**Your goal**
Below are some records. Count the lines with "ylabel" in them and give nothing but the total.

**Stored rows**
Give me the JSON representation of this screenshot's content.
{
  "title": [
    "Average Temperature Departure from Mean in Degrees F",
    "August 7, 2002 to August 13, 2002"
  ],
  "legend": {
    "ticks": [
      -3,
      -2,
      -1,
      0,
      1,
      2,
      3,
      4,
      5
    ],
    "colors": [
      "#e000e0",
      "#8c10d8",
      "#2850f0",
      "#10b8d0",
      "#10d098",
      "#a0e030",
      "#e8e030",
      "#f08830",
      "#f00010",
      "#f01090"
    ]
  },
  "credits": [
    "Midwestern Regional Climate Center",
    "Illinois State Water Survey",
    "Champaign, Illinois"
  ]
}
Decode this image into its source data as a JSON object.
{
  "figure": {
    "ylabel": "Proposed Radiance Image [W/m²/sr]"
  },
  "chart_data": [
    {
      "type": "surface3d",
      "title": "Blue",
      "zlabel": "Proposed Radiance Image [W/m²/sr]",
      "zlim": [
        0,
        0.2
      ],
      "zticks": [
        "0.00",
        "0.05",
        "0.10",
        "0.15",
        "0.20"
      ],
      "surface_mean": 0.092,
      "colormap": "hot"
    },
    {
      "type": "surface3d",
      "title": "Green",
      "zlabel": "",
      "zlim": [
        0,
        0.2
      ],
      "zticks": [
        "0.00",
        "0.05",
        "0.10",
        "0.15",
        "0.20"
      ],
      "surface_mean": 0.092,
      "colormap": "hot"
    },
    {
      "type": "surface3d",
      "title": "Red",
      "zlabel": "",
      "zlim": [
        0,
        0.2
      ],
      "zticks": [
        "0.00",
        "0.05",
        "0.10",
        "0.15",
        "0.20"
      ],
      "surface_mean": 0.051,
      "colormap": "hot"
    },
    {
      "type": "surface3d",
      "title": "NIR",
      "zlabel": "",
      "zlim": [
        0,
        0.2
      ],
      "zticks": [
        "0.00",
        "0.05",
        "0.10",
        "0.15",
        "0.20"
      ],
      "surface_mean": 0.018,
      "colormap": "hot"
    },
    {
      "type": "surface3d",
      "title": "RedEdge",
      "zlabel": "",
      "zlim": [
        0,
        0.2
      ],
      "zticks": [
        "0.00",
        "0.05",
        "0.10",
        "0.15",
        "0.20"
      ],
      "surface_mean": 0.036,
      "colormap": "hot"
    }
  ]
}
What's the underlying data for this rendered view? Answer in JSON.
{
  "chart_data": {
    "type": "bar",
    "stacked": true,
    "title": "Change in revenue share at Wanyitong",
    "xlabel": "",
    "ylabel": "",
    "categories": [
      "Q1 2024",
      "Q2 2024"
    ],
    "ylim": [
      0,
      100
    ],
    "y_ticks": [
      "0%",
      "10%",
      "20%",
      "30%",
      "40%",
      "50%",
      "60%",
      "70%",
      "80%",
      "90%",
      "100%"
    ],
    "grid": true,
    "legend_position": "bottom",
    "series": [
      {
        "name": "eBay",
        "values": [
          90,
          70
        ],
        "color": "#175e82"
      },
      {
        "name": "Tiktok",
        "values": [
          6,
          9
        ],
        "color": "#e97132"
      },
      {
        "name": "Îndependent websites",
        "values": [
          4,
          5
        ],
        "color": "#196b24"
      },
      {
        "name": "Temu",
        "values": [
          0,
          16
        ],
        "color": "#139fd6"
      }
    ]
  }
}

**Answer to the exercise**
2